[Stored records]
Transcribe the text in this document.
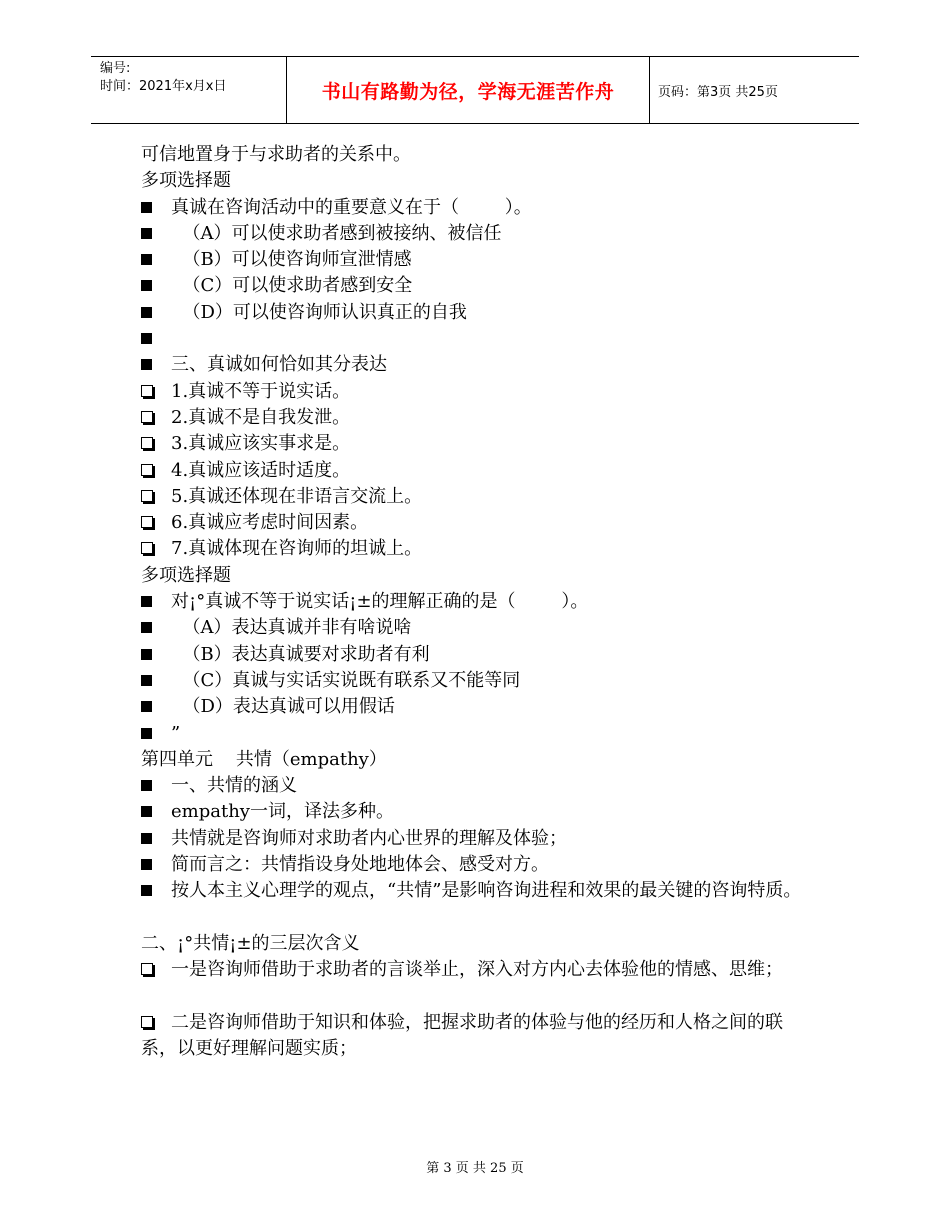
编号:
时间：2021年x月x日	书山有路勤为径，学海无涯苦作舟	页码：第3页 共25页
可信地置身于与求助者的关系中。
多项选择题
真诚在咨询活动中的重要意义在于（        ）。
（A）可以使求助者感到被接纳、被信任
（B）可以使咨询师宣泄情感
（C）可以使求助者感到安全
（D）可以使咨询师认识真正的自我
三、真诚如何恰如其分表达
1.真诚不等于说实话。
2.真诚不是自我发泄。
3.真诚应该实事求是。
4.真诚应该适时适度。
5.真诚还体现在非语言交流上。
6.真诚应考虑时间因素。
7.真诚体现在咨询师的坦诚上。
多项选择题
对¡°真诚不等于说实话¡±的理解正确的是（        ）。
（A）表达真诚并非有啥说啥
（B）表达真诚要对求助者有利
（C）真诚与实话实说既有联系又不能等同
（D）表达真诚可以用假话
”
第四单元    共情（empathy）
一、共情的涵义
empathy一词，译法多种。
共情就是咨询师对求助者内心世界的理解及体验；
简而言之：共情指设身处地地体会、感受对方。
按人本主义心理学的观点，“共情”是影响咨询进程和效果的最关键的咨询特质。
二、¡°共情¡±的三层次含义
一是咨询师借助于求助者的言谈举止，深入对方内心去体验他的情感、思维；
二是咨询师借助于知识和体验，把握求助者的体验与他的经历和人格之间的联系，以更好理解问题实质；
第 3 页 共 25 页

### TASK DIRECTIONS
The data should be printed again unchanged; leave its pictures out.

### ANSWER IN FULL
Transcribe the text in this document.
编号:
时间：2021年x月x日	书山有路勤为径，学海无涯苦作舟	页码：第3页 共25页
可信地置身于与求助者的关系中。
多项选择题
真诚在咨询活动中的重要意义在于（        ）。
（A）可以使求助者感到被接纳、被信任
（B）可以使咨询师宣泄情感
（C）可以使求助者感到安全
（D）可以使咨询师认识真正的自我
三、真诚如何恰如其分表达
1.真诚不等于说实话。
2.真诚不是自我发泄。
3.真诚应该实事求是。
4.真诚应该适时适度。
5.真诚还体现在非语言交流上。
6.真诚应考虑时间因素。
7.真诚体现在咨询师的坦诚上。
多项选择题
对¡°真诚不等于说实话¡±的理解正确的是（        ）。
（A）表达真诚并非有啥说啥
（B）表达真诚要对求助者有利
（C）真诚与实话实说既有联系又不能等同
（D）表达真诚可以用假话
”
第四单元    共情（empathy）
一、共情的涵义
empathy一词，译法多种。
共情就是咨询师对求助者内心世界的理解及体验；
简而言之：共情指设身处地地体会、感受对方。
按人本主义心理学的观点，“共情”是影响咨询进程和效果的最关键的咨询特质。
二、¡°共情¡±的三层次含义
一是咨询师借助于求助者的言谈举止，深入对方内心去体验他的情感、思维；
二是咨询师借助于知识和体验，把握求助者的体验与他的经历和人格之间的联系，以更好理解问题实质；
第 3 页 共 25 页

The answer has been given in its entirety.